Exercise: Each entry below is to be transcribed exactly.

(Collected data)
——

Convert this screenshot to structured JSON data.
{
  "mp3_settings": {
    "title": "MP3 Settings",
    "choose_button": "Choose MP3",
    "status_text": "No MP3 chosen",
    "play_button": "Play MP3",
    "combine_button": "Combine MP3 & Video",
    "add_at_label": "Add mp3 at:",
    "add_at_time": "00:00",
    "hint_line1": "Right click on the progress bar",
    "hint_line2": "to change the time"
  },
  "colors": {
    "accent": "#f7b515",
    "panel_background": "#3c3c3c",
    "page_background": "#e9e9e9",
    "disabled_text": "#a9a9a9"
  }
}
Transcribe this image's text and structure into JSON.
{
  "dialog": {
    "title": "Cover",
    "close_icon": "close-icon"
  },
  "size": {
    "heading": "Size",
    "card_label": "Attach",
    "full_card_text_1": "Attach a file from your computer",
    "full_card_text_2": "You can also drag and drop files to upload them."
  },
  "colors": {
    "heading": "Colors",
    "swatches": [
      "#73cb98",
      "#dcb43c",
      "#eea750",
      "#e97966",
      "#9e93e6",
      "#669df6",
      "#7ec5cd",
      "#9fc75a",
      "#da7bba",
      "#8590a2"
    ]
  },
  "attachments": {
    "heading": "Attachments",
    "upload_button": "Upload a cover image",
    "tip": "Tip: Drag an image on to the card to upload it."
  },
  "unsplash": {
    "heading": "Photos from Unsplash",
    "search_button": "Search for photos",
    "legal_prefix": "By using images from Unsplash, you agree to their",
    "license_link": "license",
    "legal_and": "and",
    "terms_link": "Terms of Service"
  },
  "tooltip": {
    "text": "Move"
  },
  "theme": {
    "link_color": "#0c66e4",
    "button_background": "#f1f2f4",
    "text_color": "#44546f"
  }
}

——

Exercise solution:
Convert this screenshot to structured JSON data.
{
  "mp3_settings": {
    "title": "MP3 Settings",
    "choose_button": "Choose MP3",
    "status_text": "No MP3 chosen",
    "play_button": "Play MP3",
    "combine_button": "Combine MP3 & Video",
    "add_at_label": "Add mp3 at:",
    "add_at_time": "00:00",
    "hint_line1": "Right click on the progress bar",
    "hint_line2": "to change the time"
  },
  "colors": {
    "accent": "#f7b515",
    "panel_background": "#3c3c3c",
    "page_background": "#e9e9e9",
    "disabled_text": "#a9a9a9"
  }
}
Transcribe this image's text and structure into JSON.
{
  "dialog": {
    "title": "Cover",
    "close_icon": "close-icon"
  },
  "size": {
    "heading": "Size",
    "card_label": "Attach",
    "full_card_text_1": "Attach a file from your computer",
    "full_card_text_2": "You can also drag and drop files to upload them."
  },
  "colors": {
    "heading": "Colors",
    "swatches": [
      "#73cb98",
      "#dcb43c",
      "#eea750",
      "#e97966",
      "#9e93e6",
      "#669df6",
      "#7ec5cd",
      "#9fc75a",
      "#da7bba",
      "#8590a2"
    ]
  },
  "attachments": {
    "heading": "Attachments",
    "upload_button": "Upload a cover image",
    "tip": "Tip: Drag an image on to the card to upload it."
  },
  "unsplash": {
    "heading": "Photos from Unsplash",
    "search_button": "Search for photos",
    "legal_prefix": "By using images from Unsplash, you agree to their",
    "license_link": "license",
    "legal_and": "and",
    "terms_link": "Terms of Service"
  },
  "tooltip": {
    "text": "Move"
  },
  "theme": {
    "link_color": "#0c66e4",
    "button_background": "#f1f2f4",
    "text_color": "#44546f"
  }
}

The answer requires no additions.